SHORT PROBLEM: Work through the data below line by line and say how many lines hold "friends"; give only the number.

Data extracted from a collection
--- --- ---

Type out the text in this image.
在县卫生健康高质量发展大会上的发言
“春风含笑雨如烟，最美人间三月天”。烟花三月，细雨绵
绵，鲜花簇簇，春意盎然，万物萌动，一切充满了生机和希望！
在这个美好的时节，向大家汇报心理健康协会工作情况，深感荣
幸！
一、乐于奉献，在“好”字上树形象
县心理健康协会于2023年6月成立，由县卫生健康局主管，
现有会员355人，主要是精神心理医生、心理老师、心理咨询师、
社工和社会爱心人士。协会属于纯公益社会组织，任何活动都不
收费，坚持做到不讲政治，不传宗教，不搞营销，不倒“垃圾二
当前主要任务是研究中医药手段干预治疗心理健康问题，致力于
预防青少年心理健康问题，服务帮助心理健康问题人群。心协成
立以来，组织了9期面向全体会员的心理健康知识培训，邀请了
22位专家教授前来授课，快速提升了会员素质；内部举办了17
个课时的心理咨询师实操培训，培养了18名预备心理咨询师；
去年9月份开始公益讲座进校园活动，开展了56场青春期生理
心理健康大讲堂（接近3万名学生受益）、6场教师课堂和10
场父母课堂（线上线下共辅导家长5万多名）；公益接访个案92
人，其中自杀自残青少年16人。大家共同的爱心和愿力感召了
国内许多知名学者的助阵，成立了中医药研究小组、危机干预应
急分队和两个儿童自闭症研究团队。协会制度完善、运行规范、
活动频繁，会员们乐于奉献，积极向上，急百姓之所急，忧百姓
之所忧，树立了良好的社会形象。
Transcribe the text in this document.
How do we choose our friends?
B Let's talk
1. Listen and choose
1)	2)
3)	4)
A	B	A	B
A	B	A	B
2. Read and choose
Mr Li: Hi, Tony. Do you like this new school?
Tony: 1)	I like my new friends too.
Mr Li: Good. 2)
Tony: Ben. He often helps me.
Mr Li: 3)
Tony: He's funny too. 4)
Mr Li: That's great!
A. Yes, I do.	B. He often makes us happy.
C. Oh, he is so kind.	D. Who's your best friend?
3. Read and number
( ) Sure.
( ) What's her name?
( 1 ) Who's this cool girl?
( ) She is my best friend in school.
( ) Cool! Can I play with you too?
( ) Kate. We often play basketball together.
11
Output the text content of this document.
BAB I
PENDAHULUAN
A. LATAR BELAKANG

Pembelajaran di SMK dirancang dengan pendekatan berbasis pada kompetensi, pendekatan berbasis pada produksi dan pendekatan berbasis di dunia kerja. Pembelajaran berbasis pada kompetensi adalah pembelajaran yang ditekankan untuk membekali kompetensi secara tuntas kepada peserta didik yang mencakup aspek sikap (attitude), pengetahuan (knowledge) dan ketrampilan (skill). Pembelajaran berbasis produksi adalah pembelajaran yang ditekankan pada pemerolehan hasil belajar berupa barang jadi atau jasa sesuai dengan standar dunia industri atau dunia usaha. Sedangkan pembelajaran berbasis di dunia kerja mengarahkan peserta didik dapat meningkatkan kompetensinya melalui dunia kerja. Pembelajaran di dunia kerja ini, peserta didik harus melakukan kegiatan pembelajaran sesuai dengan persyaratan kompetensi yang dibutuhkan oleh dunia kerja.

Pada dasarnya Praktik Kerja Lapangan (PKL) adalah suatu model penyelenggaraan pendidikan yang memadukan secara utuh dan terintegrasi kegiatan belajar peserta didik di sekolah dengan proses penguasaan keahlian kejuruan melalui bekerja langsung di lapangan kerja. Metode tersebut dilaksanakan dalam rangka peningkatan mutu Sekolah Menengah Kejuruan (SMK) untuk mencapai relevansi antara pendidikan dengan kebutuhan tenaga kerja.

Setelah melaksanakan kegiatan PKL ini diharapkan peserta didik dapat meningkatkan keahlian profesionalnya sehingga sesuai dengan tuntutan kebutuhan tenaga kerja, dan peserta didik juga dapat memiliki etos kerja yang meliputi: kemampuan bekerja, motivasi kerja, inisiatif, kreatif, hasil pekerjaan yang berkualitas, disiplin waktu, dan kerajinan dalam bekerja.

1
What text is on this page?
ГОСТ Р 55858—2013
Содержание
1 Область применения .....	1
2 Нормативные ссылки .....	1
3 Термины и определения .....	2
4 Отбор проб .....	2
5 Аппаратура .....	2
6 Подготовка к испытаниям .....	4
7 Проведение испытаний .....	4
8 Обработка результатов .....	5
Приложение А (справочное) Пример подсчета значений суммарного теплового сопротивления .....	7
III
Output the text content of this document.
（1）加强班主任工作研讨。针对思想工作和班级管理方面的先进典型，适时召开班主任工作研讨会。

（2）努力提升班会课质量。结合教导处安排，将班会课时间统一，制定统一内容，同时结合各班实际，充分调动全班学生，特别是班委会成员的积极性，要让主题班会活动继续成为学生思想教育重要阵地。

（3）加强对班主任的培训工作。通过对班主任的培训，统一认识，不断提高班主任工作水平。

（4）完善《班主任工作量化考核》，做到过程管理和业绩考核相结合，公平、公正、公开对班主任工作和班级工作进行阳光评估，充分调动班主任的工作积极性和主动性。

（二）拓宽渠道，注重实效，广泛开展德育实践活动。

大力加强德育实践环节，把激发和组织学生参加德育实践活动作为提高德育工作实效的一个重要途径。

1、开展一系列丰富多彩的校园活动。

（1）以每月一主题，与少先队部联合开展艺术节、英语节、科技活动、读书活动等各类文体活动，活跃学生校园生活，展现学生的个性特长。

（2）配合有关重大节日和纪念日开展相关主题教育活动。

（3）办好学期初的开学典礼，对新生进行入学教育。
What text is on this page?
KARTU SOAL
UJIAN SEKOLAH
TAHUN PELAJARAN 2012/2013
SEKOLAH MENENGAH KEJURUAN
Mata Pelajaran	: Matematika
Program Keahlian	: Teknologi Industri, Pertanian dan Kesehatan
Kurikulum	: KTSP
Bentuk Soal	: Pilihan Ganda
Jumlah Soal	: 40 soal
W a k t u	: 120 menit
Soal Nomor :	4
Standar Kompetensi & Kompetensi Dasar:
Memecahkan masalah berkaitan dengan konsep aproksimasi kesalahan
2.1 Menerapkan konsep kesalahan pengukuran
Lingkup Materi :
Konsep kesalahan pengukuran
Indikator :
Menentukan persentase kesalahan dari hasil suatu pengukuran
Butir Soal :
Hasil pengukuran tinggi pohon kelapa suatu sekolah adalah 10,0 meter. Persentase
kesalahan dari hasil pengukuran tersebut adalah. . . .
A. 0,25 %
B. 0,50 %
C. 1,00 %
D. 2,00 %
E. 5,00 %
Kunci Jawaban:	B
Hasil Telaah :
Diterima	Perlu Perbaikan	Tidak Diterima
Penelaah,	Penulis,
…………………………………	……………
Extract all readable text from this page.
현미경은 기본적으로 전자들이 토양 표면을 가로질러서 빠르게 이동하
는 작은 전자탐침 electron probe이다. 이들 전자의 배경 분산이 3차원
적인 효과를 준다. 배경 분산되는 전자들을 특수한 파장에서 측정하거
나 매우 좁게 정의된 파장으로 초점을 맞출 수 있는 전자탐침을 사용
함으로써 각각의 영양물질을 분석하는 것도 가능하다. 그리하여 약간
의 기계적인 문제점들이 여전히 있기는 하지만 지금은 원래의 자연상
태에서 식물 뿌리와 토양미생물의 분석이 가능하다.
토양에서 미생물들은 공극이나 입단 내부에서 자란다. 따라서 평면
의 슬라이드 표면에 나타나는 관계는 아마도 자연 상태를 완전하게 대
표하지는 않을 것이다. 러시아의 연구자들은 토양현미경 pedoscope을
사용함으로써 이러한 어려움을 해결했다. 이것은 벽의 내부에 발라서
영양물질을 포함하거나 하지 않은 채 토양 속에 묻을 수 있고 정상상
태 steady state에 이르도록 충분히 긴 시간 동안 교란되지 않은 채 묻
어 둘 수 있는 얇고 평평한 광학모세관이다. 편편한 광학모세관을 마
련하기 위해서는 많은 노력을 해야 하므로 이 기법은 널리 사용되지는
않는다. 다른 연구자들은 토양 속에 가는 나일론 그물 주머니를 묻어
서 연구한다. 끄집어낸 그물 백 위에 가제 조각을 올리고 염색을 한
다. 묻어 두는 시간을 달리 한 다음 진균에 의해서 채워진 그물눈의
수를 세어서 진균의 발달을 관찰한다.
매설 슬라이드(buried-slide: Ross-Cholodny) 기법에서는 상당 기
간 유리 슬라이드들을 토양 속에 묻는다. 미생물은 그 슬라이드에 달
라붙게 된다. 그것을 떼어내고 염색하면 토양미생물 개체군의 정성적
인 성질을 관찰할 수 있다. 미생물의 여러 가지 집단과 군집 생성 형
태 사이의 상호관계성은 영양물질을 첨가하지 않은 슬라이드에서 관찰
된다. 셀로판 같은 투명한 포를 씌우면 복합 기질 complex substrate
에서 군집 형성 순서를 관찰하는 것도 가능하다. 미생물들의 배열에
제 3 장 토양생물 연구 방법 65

--- --- ---

ANSWER FOR THIS EXERCISE: 2